• PROBLEM TO WORK ON
Of the lines in the listing below, how many hold "that"? Answer with the number only.

[Data items]
(begin)

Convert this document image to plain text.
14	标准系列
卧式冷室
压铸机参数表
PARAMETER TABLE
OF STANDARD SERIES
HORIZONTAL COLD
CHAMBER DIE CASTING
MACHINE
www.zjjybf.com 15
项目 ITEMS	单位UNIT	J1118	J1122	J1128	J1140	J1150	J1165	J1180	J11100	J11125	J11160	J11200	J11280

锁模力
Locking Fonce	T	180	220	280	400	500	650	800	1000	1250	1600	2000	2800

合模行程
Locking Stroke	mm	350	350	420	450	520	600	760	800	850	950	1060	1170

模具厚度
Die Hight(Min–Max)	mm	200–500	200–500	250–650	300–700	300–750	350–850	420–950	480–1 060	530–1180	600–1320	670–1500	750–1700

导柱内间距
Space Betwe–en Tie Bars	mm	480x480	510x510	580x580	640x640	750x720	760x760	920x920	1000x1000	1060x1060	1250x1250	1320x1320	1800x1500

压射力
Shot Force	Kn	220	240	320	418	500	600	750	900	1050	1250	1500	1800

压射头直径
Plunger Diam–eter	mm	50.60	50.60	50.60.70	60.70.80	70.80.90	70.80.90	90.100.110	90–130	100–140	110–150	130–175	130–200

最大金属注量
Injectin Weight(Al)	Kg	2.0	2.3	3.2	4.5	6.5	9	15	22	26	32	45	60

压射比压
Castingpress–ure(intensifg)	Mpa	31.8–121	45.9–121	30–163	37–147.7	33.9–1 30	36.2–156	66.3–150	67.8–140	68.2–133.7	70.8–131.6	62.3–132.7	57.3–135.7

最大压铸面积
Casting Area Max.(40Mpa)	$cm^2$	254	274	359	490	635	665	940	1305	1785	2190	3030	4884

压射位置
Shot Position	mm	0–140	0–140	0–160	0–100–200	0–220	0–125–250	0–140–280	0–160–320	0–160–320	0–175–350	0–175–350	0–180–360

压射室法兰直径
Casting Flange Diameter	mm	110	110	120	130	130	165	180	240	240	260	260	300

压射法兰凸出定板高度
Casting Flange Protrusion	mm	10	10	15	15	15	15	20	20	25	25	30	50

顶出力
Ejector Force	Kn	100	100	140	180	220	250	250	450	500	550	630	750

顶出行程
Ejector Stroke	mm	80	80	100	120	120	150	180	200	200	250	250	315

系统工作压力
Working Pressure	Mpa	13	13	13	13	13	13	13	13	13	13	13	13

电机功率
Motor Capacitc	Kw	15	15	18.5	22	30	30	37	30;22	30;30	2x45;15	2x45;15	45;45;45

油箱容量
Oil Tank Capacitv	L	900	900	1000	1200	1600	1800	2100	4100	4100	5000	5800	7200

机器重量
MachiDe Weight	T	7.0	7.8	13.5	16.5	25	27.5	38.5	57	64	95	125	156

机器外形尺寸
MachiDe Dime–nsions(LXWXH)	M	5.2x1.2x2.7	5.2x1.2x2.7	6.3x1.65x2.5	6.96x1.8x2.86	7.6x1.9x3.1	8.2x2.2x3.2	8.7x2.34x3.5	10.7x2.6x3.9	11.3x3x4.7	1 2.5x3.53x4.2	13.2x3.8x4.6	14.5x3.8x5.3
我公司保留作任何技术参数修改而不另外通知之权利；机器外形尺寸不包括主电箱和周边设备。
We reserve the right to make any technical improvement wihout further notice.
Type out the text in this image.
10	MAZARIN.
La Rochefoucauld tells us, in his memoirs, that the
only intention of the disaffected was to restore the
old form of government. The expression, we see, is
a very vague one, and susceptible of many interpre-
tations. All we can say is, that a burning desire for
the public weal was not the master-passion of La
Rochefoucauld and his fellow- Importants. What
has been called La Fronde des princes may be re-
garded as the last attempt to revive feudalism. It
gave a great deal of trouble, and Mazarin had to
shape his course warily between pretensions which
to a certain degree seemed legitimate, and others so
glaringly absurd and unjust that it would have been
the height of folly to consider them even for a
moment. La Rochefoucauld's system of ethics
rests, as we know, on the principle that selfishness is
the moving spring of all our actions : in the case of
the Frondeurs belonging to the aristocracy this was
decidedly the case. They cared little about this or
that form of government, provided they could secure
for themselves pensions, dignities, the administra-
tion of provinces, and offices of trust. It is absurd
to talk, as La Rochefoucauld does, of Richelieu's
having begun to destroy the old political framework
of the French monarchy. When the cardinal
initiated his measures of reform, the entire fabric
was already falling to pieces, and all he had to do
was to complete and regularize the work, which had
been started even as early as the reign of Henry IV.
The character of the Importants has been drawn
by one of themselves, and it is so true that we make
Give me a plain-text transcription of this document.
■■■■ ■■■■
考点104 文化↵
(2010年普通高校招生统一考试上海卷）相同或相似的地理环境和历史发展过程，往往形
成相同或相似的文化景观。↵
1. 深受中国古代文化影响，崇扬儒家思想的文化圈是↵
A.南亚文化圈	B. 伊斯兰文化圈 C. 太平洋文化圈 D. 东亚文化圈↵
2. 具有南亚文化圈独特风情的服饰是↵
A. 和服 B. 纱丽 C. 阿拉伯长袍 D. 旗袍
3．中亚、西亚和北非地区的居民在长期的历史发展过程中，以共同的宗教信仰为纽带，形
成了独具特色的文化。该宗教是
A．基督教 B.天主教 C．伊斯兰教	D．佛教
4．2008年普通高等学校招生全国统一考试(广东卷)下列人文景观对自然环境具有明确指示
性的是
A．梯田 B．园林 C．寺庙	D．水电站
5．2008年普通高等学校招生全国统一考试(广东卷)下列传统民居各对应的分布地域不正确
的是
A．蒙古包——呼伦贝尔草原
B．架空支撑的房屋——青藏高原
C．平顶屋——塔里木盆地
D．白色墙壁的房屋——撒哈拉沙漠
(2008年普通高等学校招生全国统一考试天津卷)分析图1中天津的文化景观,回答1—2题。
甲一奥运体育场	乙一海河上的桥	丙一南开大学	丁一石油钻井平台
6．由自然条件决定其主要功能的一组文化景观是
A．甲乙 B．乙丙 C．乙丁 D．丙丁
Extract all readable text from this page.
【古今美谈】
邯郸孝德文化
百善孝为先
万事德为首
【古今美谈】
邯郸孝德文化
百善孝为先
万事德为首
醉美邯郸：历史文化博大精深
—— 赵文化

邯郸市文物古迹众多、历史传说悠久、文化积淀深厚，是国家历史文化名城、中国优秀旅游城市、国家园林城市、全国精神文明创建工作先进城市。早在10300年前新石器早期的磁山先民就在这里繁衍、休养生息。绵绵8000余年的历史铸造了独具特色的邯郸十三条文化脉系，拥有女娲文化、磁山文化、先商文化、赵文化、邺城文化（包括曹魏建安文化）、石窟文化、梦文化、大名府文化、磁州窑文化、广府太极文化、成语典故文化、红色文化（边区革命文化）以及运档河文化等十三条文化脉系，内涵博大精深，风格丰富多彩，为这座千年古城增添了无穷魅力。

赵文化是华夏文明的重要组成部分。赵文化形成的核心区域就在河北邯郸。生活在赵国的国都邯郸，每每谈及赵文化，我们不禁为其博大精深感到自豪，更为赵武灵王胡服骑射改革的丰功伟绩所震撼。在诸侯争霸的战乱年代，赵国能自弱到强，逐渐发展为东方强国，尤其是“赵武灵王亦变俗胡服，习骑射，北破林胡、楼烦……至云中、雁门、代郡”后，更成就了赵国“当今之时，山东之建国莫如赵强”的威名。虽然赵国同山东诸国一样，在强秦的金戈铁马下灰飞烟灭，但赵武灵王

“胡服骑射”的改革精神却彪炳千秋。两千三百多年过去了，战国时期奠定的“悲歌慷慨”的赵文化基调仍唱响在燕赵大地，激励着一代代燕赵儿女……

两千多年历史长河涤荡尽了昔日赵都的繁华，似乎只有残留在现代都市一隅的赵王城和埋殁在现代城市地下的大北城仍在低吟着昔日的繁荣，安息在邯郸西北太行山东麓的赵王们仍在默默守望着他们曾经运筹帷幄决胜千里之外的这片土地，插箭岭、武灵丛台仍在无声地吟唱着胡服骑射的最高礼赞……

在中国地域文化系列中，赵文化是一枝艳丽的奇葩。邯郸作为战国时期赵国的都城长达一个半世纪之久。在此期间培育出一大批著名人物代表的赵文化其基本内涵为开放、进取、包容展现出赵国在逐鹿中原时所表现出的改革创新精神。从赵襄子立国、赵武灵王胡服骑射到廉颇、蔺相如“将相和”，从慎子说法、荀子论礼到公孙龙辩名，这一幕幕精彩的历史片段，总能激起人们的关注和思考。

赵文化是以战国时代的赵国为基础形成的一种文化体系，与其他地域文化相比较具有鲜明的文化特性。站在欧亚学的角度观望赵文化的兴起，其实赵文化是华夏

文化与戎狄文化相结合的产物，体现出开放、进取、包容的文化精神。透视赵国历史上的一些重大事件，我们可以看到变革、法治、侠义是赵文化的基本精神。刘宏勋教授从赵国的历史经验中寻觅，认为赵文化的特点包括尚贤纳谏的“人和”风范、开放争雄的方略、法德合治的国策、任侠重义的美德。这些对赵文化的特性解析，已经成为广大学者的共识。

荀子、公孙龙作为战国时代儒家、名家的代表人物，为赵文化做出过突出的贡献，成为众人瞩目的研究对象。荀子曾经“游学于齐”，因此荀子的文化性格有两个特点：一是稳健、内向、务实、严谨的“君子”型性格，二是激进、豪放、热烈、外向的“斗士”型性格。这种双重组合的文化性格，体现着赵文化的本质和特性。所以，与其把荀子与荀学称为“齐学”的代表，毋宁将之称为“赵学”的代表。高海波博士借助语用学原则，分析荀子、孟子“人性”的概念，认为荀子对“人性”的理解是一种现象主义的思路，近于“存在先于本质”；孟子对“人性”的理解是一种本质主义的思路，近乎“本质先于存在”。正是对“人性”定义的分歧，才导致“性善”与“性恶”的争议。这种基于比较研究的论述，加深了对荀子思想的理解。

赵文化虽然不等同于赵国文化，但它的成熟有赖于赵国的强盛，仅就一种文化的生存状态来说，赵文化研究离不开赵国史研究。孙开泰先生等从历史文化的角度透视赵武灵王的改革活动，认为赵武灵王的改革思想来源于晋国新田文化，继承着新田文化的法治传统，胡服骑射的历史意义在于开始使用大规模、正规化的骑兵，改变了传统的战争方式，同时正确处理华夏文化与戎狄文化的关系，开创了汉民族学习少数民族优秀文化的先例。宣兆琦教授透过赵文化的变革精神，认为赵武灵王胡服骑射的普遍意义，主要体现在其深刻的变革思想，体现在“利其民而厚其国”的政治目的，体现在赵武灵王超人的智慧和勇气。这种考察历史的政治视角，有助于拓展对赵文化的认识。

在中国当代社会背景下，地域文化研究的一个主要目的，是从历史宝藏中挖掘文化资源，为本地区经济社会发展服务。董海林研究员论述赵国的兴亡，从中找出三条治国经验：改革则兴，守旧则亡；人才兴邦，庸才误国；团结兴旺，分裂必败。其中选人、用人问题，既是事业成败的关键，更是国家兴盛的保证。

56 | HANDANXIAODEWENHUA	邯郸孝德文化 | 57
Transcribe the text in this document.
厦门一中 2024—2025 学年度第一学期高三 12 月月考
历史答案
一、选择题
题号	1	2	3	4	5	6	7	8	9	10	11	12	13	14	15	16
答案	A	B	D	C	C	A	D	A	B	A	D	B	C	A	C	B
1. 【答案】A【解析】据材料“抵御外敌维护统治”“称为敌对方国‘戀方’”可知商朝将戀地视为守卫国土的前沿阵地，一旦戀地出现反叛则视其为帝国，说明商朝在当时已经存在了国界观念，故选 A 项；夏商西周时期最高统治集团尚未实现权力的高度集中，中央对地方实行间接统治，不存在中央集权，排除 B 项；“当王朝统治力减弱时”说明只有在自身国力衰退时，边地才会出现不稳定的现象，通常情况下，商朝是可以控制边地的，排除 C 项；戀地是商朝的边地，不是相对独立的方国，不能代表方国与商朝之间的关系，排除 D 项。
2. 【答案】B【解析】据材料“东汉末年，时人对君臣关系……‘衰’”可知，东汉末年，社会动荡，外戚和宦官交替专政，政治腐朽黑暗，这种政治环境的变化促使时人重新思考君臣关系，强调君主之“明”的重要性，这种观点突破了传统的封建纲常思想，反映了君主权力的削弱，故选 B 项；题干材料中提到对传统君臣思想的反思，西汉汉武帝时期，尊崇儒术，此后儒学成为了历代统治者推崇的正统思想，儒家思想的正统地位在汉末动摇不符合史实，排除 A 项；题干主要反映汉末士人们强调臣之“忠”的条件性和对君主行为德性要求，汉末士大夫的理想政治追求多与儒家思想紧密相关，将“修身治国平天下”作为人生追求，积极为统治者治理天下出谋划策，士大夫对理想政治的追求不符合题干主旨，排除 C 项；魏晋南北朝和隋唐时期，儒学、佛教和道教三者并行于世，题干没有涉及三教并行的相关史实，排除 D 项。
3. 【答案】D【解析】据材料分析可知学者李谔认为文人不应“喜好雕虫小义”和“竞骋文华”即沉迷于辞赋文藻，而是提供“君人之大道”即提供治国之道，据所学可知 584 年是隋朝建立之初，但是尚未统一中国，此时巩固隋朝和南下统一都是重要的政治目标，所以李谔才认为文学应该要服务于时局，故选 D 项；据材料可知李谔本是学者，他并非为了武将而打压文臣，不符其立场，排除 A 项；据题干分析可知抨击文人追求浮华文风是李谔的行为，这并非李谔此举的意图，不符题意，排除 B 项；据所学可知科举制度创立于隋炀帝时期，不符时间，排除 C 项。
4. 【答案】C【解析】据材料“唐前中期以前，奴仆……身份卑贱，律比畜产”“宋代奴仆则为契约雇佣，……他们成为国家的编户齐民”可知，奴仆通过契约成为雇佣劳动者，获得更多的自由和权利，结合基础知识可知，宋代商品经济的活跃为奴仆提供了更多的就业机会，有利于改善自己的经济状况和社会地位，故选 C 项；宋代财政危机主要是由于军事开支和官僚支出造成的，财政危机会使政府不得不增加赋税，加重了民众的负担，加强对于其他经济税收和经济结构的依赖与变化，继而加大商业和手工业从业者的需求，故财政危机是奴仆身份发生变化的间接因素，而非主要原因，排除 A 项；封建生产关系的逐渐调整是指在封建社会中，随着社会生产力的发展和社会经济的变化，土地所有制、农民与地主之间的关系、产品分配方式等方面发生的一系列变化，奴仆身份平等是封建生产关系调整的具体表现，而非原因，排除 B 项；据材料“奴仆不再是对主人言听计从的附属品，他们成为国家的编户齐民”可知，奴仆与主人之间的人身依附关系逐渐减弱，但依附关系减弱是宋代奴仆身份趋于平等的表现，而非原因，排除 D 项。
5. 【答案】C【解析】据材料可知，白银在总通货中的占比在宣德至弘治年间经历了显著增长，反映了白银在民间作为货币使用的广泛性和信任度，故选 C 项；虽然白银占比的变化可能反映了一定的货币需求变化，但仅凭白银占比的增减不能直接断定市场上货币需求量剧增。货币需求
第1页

(end)

• TASK RESPONSE
6